- Given problem
Write out precisely the lines beginning with the line that contains "Transcribe the text in this document." and ending with the last line of the entries, and no other lines.

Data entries
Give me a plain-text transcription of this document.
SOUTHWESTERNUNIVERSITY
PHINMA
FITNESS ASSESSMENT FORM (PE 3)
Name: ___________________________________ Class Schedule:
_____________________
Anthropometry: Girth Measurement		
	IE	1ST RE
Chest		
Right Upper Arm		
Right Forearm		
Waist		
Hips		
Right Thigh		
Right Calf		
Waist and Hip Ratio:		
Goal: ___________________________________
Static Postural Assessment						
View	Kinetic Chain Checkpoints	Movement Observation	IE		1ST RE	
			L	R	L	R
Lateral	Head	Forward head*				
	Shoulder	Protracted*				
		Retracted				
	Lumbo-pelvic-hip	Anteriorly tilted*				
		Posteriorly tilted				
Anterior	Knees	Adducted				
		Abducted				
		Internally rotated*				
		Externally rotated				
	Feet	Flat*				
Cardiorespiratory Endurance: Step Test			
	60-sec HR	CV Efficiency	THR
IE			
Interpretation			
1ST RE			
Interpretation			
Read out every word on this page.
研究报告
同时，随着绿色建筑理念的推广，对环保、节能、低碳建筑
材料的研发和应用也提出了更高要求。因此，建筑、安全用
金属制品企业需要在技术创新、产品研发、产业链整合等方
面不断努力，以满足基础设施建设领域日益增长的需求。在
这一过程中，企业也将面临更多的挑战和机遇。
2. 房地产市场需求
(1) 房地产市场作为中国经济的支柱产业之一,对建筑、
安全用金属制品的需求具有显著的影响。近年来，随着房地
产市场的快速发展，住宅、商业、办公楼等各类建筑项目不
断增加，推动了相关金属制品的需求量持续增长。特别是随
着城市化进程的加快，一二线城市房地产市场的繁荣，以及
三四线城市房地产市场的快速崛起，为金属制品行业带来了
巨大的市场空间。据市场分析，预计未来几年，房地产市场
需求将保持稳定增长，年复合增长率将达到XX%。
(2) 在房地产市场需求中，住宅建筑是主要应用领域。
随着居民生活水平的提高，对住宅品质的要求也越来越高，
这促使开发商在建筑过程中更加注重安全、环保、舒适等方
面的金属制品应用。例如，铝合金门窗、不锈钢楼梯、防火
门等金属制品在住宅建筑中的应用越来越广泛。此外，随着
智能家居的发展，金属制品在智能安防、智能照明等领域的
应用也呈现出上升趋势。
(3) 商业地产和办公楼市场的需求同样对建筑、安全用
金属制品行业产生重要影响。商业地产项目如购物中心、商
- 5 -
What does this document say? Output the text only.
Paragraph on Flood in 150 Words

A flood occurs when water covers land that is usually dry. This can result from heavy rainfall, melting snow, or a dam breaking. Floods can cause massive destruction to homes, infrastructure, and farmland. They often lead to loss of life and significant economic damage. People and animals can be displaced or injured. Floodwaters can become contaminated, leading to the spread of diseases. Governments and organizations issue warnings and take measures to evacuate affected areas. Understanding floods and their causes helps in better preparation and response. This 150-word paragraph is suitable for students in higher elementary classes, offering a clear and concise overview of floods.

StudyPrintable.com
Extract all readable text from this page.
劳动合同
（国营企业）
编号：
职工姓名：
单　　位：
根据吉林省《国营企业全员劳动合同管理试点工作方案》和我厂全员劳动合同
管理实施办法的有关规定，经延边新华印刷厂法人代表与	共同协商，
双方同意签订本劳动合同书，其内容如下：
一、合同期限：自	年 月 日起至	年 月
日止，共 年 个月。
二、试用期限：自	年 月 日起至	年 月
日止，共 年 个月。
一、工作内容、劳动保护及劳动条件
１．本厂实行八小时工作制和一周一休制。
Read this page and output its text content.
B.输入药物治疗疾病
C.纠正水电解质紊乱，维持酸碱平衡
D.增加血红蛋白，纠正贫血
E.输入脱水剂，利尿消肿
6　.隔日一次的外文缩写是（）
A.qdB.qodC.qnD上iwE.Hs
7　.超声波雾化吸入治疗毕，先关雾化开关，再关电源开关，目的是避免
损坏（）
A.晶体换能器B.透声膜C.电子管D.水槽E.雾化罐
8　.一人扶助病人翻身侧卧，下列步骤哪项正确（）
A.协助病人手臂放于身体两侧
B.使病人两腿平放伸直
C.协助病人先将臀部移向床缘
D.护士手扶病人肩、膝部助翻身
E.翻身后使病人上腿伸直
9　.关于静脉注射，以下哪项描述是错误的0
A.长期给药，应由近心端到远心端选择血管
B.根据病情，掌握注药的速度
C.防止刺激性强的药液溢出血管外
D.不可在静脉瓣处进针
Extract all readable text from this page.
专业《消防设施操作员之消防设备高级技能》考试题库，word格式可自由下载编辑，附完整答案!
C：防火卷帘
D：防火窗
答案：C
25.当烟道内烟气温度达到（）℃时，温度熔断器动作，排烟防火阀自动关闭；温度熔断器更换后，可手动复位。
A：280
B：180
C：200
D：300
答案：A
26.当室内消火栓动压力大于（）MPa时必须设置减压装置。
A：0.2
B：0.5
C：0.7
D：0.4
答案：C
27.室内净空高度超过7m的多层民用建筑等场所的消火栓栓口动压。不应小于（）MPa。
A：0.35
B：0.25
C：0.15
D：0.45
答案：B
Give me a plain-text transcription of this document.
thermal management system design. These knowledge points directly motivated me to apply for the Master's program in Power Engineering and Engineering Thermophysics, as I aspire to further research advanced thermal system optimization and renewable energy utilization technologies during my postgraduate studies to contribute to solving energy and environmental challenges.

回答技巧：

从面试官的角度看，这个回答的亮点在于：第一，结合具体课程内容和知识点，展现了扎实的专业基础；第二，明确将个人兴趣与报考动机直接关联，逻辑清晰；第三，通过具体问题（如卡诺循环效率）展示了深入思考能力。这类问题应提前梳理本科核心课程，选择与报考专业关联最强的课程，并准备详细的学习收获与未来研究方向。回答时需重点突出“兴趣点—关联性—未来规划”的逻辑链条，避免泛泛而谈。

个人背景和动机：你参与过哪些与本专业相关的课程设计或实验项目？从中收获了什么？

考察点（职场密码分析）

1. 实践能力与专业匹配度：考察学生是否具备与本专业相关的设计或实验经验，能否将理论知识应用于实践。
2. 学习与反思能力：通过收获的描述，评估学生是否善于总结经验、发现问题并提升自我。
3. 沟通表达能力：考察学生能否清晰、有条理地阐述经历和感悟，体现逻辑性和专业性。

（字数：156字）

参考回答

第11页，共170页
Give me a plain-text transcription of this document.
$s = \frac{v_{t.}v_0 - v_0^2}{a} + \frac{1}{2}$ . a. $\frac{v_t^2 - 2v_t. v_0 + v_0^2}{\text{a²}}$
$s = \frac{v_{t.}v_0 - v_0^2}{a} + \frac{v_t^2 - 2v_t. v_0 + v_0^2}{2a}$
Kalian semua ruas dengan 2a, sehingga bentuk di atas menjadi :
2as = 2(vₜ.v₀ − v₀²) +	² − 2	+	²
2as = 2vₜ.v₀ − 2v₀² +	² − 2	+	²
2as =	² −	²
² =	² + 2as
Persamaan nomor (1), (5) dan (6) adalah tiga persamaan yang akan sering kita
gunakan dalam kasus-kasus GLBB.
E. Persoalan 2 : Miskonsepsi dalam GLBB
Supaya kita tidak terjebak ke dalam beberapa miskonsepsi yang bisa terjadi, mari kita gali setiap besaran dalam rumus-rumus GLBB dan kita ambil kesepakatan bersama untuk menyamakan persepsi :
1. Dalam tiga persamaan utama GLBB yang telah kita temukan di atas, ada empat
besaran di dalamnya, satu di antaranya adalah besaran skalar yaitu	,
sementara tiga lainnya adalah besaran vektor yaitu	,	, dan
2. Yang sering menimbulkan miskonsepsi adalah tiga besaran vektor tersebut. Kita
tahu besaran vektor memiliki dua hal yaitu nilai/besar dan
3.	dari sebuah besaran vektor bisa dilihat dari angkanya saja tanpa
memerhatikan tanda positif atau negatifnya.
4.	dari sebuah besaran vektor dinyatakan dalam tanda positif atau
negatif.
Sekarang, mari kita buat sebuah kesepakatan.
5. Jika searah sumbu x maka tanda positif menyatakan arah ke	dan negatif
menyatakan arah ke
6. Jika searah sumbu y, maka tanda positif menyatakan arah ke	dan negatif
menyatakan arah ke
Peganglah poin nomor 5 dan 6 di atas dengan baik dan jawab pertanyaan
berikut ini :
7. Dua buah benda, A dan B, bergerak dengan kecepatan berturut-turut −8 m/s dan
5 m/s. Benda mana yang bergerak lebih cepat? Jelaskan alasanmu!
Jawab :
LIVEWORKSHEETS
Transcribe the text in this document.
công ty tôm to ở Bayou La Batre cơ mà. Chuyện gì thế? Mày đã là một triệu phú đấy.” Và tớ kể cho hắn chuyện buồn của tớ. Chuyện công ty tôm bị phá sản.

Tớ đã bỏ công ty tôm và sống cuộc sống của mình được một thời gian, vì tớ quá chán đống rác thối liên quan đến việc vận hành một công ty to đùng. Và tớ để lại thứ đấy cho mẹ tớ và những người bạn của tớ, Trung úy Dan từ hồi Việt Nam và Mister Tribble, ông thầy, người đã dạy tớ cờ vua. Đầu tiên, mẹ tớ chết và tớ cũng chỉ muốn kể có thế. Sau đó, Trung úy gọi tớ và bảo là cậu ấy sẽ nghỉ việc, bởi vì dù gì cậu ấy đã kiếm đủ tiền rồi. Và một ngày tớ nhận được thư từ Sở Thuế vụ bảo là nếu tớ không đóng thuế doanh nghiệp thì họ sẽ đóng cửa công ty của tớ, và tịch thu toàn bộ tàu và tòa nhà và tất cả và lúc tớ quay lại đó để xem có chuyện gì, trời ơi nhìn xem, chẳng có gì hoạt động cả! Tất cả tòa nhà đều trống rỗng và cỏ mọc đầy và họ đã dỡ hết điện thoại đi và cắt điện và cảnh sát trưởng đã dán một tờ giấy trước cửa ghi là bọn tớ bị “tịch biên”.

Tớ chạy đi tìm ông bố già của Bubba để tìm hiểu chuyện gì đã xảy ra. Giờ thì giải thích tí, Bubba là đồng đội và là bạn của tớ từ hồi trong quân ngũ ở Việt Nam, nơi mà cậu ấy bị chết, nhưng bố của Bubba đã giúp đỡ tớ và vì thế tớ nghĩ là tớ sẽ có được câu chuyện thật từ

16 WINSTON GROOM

- Solution to this problem
Transcribe the text in this document.
công ty tôm to ở Bayou La Batre cơ mà. Chuyện gì thế? Mày đã là một triệu phú đấy.” Và tớ kể cho hắn chuyện buồn của tớ. Chuyện công ty tôm bị phá sản.

Tớ đã bỏ công ty tôm và sống cuộc sống của mình được một thời gian, vì tớ quá chán đống rác thối liên quan đến việc vận hành một công ty to đùng. Và tớ để lại thứ đấy cho mẹ tớ và những người bạn của tớ, Trung úy Dan từ hồi Việt Nam và Mister Tribble, ông thầy, người đã dạy tớ cờ vua. Đầu tiên, mẹ tớ chết và tớ cũng chỉ muốn kể có thế. Sau đó, Trung úy gọi tớ và bảo là cậu ấy sẽ nghỉ việc, bởi vì dù gì cậu ấy đã kiếm đủ tiền rồi. Và một ngày tớ nhận được thư từ Sở Thuế vụ bảo là nếu tớ không đóng thuế doanh nghiệp thì họ sẽ đóng cửa công ty của tớ, và tịch thu toàn bộ tàu và tòa nhà và tất cả và lúc tớ quay lại đó để xem có chuyện gì, trời ơi nhìn xem, chẳng có gì hoạt động cả! Tất cả tòa nhà đều trống rỗng và cỏ mọc đầy và họ đã dỡ hết điện thoại đi và cắt điện và cảnh sát trưởng đã dán một tờ giấy trước cửa ghi là bọn tớ bị “tịch biên”.

Tớ chạy đi tìm ông bố già của Bubba để tìm hiểu chuyện gì đã xảy ra. Giờ thì giải thích tí, Bubba là đồng đội và là bạn của tớ từ hồi trong quân ngũ ở Việt Nam, nơi mà cậu ấy bị chết, nhưng bố của Bubba đã giúp đỡ tớ và vì thế tớ nghĩ là tớ sẽ có được câu chuyện thật từ

16 WINSTON GROOM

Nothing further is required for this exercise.